**INFORMATION GIVEN:**
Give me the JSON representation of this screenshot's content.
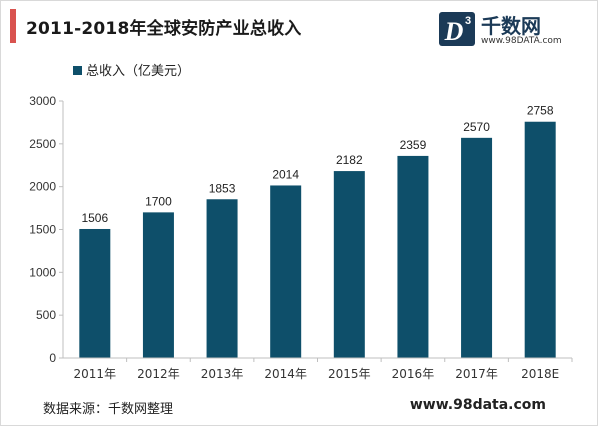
{
  "header": {
    "title": "2011-2018年全球安防产业总收入",
    "accent_color": "#d9534f"
  },
  "logo": {
    "name": "千数网",
    "url": "www.98DATA.com",
    "mark_letter": "D",
    "mark_superscript": "3",
    "brand_color": "#1b3a57"
  },
  "footer": {
    "source": "数据来源：千数网整理",
    "website": "www.98data.com"
  },
  "chart_data": {
    "type": "bar",
    "categories": [
      "2011年",
      "2012年",
      "2013年",
      "2014年",
      "2015年",
      "2016年",
      "2017年",
      "2018E"
    ],
    "series": [
      {
        "name": "总收入（亿美元）",
        "values": [
          1506,
          1700,
          1853,
          2014,
          2182,
          2359,
          2570,
          2758
        ],
        "color": "#0e4f6a"
      }
    ],
    "ylim": [
      0,
      3000
    ],
    "yticks": [
      0,
      500,
      1000,
      1500,
      2000,
      2500,
      3000
    ],
    "data_labels": true,
    "grid": false,
    "legend_position": "top-left"
  }
}
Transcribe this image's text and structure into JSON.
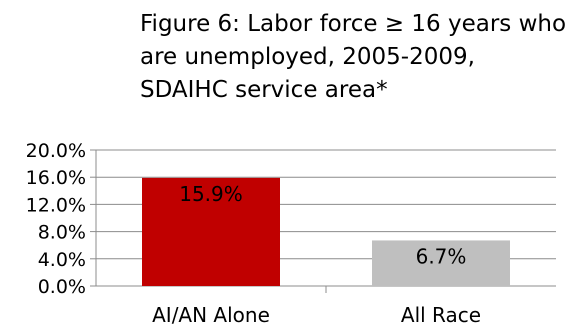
{
  "chart_data": {
    "type": "bar",
    "title": "Figure 6: Labor force ≥ 16 years who are unemployed, 2005-2009, SDAIHC service area*",
    "categories": [
      "AI/AN Alone",
      "All Race"
    ],
    "values": [
      15.9,
      6.7
    ],
    "data_labels": [
      "15.9%",
      "6.7%"
    ],
    "bar_colors": [
      "#c00000",
      "#bfbfbf"
    ],
    "ylim": [
      0,
      20
    ],
    "yticks": [
      0,
      4,
      8,
      12,
      16,
      20
    ],
    "ytick_labels": [
      "0.0%",
      "4.0%",
      "8.0%",
      "12.0%",
      "16.0%",
      "20.0%"
    ],
    "grid": true,
    "legend": "none",
    "xlabel": "",
    "ylabel": ""
  }
}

**THE TASK:**
Look for the line that contains "Transcribe this image's", then please copy it and the rest of the lines through the end of the data, pictures excluded.

**WRITTEN SOLUTION:**
Transcribe this image's text and structure into JSON.
{
  "chart_data": {
    "type": "bar",
    "title": "Figure 6: Labor force ≥ 16 years who are unemployed, 2005-2009, SDAIHC service area*",
    "categories": [
      "AI/AN Alone",
      "All Race"
    ],
    "values": [
      15.9,
      6.7
    ],
    "data_labels": [
      "15.9%",
      "6.7%"
    ],
    "bar_colors": [
      "#c00000",
      "#bfbfbf"
    ],
    "ylim": [
      0,
      20
    ],
    "yticks": [
      0,
      4,
      8,
      12,
      16,
      20
    ],
    "ytick_labels": [
      "0.0%",
      "4.0%",
      "8.0%",
      "12.0%",
      "16.0%",
      "20.0%"
    ],
    "grid": true,
    "legend": "none",
    "xlabel": "",
    "ylabel": ""
  }
}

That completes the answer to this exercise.